# To be done:
Exact repetition of every entry is required.

———

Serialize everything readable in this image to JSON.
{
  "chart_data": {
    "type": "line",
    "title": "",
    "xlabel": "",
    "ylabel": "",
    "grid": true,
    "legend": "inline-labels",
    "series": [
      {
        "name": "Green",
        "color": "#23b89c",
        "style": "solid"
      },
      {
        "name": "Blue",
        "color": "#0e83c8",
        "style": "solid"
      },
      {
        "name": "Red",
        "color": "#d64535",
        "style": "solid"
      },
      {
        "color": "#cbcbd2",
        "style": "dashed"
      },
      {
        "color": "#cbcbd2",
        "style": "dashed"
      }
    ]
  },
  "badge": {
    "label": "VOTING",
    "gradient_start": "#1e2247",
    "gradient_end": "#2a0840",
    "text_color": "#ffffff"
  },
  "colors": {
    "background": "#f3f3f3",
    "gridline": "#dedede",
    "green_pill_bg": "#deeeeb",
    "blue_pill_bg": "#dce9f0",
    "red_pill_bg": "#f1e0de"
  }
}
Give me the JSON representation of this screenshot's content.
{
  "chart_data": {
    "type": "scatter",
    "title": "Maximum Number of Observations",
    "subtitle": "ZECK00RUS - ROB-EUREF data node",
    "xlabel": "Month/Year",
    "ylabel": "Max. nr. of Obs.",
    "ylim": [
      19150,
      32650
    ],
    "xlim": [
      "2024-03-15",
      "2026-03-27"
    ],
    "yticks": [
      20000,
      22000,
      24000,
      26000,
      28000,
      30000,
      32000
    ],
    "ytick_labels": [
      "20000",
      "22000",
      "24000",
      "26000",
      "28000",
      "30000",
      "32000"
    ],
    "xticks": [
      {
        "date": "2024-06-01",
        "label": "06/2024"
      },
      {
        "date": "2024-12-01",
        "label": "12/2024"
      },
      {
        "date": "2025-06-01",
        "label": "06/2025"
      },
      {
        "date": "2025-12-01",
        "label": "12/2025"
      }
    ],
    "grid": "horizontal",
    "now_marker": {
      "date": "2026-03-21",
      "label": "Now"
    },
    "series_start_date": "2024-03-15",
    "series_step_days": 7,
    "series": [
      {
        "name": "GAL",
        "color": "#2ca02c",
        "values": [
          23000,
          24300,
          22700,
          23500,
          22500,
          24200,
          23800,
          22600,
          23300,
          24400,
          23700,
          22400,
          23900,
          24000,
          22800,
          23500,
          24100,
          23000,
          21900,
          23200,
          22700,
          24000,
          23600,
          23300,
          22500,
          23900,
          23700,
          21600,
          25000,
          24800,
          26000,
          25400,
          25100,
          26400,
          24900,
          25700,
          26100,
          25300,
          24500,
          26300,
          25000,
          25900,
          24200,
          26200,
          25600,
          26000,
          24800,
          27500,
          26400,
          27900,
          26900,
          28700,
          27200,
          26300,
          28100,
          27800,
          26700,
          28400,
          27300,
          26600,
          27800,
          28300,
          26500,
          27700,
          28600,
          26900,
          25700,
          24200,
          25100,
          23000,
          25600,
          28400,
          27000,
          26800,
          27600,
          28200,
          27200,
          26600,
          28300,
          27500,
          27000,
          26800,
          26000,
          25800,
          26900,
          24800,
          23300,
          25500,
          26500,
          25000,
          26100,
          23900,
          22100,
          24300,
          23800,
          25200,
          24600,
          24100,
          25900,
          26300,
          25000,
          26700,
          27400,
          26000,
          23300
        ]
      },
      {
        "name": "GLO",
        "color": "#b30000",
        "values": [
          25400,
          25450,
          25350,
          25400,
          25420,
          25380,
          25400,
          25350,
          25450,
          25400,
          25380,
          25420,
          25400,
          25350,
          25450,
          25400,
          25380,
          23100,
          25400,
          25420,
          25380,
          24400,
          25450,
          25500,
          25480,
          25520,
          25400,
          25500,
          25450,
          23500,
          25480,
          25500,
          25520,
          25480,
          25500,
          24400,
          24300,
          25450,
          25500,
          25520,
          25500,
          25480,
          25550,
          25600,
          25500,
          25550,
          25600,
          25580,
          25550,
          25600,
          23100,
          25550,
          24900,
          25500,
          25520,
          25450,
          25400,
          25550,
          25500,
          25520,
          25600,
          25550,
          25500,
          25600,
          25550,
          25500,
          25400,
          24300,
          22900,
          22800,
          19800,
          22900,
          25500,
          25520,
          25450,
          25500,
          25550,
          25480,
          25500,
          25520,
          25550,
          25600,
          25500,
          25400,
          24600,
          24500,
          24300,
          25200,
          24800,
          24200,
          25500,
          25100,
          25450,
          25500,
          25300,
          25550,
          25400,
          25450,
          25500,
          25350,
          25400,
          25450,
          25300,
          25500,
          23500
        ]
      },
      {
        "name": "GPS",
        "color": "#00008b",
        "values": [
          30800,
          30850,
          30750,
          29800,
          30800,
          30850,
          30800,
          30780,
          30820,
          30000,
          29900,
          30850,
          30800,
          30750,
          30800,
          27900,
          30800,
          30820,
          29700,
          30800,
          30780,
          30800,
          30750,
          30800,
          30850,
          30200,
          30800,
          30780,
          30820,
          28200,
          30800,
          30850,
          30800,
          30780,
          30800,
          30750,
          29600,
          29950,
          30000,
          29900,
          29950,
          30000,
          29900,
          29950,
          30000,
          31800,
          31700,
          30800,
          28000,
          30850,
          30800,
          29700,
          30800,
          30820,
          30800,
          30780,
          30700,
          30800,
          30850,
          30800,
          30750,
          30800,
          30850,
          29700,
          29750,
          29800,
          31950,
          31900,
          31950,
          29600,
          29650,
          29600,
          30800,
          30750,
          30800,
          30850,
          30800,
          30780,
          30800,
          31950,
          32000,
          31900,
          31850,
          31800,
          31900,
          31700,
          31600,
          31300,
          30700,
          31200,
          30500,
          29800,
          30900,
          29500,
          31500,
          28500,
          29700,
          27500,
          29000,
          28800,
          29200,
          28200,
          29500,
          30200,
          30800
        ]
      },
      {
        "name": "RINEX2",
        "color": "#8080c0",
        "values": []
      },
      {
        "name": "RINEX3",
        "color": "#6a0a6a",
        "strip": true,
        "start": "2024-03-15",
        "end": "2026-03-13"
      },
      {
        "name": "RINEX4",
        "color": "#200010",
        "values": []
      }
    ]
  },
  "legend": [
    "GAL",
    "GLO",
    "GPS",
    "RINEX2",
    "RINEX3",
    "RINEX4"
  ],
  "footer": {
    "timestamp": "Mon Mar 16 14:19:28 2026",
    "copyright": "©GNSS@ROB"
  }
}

———

# Full answer:
Serialize everything readable in this image to JSON.
{
  "chart_data": {
    "type": "line",
    "title": "",
    "xlabel": "",
    "ylabel": "",
    "grid": true,
    "legend": "inline-labels",
    "series": [
      {
        "name": "Green",
        "color": "#23b89c",
        "style": "solid"
      },
      {
        "name": "Blue",
        "color": "#0e83c8",
        "style": "solid"
      },
      {
        "name": "Red",
        "color": "#d64535",
        "style": "solid"
      },
      {
        "color": "#cbcbd2",
        "style": "dashed"
      },
      {
        "color": "#cbcbd2",
        "style": "dashed"
      }
    ]
  },
  "badge": {
    "label": "VOTING",
    "gradient_start": "#1e2247",
    "gradient_end": "#2a0840",
    "text_color": "#ffffff"
  },
  "colors": {
    "background": "#f3f3f3",
    "gridline": "#dedede",
    "green_pill_bg": "#deeeeb",
    "blue_pill_bg": "#dce9f0",
    "red_pill_bg": "#f1e0de"
  }
}
Give me the JSON representation of this screenshot's content.
{
  "chart_data": {
    "type": "scatter",
    "title": "Maximum Number of Observations",
    "subtitle": "ZECK00RUS - ROB-EUREF data node",
    "xlabel": "Month/Year",
    "ylabel": "Max. nr. of Obs.",
    "ylim": [
      19150,
      32650
    ],
    "xlim": [
      "2024-03-15",
      "2026-03-27"
    ],
    "yticks": [
      20000,
      22000,
      24000,
      26000,
      28000,
      30000,
      32000
    ],
    "ytick_labels": [
      "20000",
      "22000",
      "24000",
      "26000",
      "28000",
      "30000",
      "32000"
    ],
    "xticks": [
      {
        "date": "2024-06-01",
        "label": "06/2024"
      },
      {
        "date": "2024-12-01",
        "label": "12/2024"
      },
      {
        "date": "2025-06-01",
        "label": "06/2025"
      },
      {
        "date": "2025-12-01",
        "label": "12/2025"
      }
    ],
    "grid": "horizontal",
    "now_marker": {
      "date": "2026-03-21",
      "label": "Now"
    },
    "series_start_date": "2024-03-15",
    "series_step_days": 7,
    "series": [
      {
        "name": "GAL",
        "color": "#2ca02c",
        "values": [
          23000,
          24300,
          22700,
          23500,
          22500,
          24200,
          23800,
          22600,
          23300,
          24400,
          23700,
          22400,
          23900,
          24000,
          22800,
          23500,
          24100,
          23000,
          21900,
          23200,
          22700,
          24000,
          23600,
          23300,
          22500,
          23900,
          23700,
          21600,
          25000,
          24800,
          26000,
          25400,
          25100,
          26400,
          24900,
          25700,
          26100,
          25300,
          24500,
          26300,
          25000,
          25900,
          24200,
          26200,
          25600,
          26000,
          24800,
          27500,
          26400,
          27900,
          26900,
          28700,
          27200,
          26300,
          28100,
          27800,
          26700,
          28400,
          27300,
          26600,
          27800,
          28300,
          26500,
          27700,
          28600,
          26900,
          25700,
          24200,
          25100,
          23000,
          25600,
          28400,
          27000,
          26800,
          27600,
          28200,
          27200,
          26600,
          28300,
          27500,
          27000,
          26800,
          26000,
          25800,
          26900,
          24800,
          23300,
          25500,
          26500,
          25000,
          26100,
          23900,
          22100,
          24300,
          23800,
          25200,
          24600,
          24100,
          25900,
          26300,
          25000,
          26700,
          27400,
          26000,
          23300
        ]
      },
      {
        "name": "GLO",
        "color": "#b30000",
        "values": [
          25400,
          25450,
          25350,
          25400,
          25420,
          25380,
          25400,
          25350,
          25450,
          25400,
          25380,
          25420,
          25400,
          25350,
          25450,
          25400,
          25380,
          23100,
          25400,
          25420,
          25380,
          24400,
          25450,
          25500,
          25480,
          25520,
          25400,
          25500,
          25450,
          23500,
          25480,
          25500,
          25520,
          25480,
          25500,
          24400,
          24300,
          25450,
          25500,
          25520,
          25500,
          25480,
          25550,
          25600,
          25500,
          25550,
          25600,
          25580,
          25550,
          25600,
          23100,
          25550,
          24900,
          25500,
          25520,
          25450,
          25400,
          25550,
          25500,
          25520,
          25600,
          25550,
          25500,
          25600,
          25550,
          25500,
          25400,
          24300,
          22900,
          22800,
          19800,
          22900,
          25500,
          25520,
          25450,
          25500,
          25550,
          25480,
          25500,
          25520,
          25550,
          25600,
          25500,
          25400,
          24600,
          24500,
          24300,
          25200,
          24800,
          24200,
          25500,
          25100,
          25450,
          25500,
          25300,
          25550,
          25400,
          25450,
          25500,
          25350,
          25400,
          25450,
          25300,
          25500,
          23500
        ]
      },
      {
        "name": "GPS",
        "color": "#00008b",
        "values": [
          30800,
          30850,
          30750,
          29800,
          30800,
          30850,
          30800,
          30780,
          30820,
          30000,
          29900,
          30850,
          30800,
          30750,
          30800,
          27900,
          30800,
          30820,
          29700,
          30800,
          30780,
          30800,
          30750,
          30800,
          30850,
          30200,
          30800,
          30780,
          30820,
          28200,
          30800,
          30850,
          30800,
          30780,
          30800,
          30750,
          29600,
          29950,
          30000,
          29900,
          29950,
          30000,
          29900,
          29950,
          30000,
          31800,
          31700,
          30800,
          28000,
          30850,
          30800,
          29700,
          30800,
          30820,
          30800,
          30780,
          30700,
          30800,
          30850,
          30800,
          30750,
          30800,
          30850,
          29700,
          29750,
          29800,
          31950,
          31900,
          31950,
          29600,
          29650,
          29600,
          30800,
          30750,
          30800,
          30850,
          30800,
          30780,
          30800,
          31950,
          32000,
          31900,
          31850,
          31800,
          31900,
          31700,
          31600,
          31300,
          30700,
          31200,
          30500,
          29800,
          30900,
          29500,
          31500,
          28500,
          29700,
          27500,
          29000,
          28800,
          29200,
          28200,
          29500,
          30200,
          30800
        ]
      },
      {
        "name": "RINEX2",
        "color": "#8080c0",
        "values": []
      },
      {
        "name": "RINEX3",
        "color": "#6a0a6a",
        "strip": true,
        "start": "2024-03-15",
        "end": "2026-03-13"
      },
      {
        "name": "RINEX4",
        "color": "#200010",
        "values": []
      }
    ]
  },
  "legend": [
    "GAL",
    "GLO",
    "GPS",
    "RINEX2",
    "RINEX3",
    "RINEX4"
  ],
  "footer": {
    "timestamp": "Mon Mar 16 14:19:28 2026",
    "copyright": "©GNSS@ROB"
  }
}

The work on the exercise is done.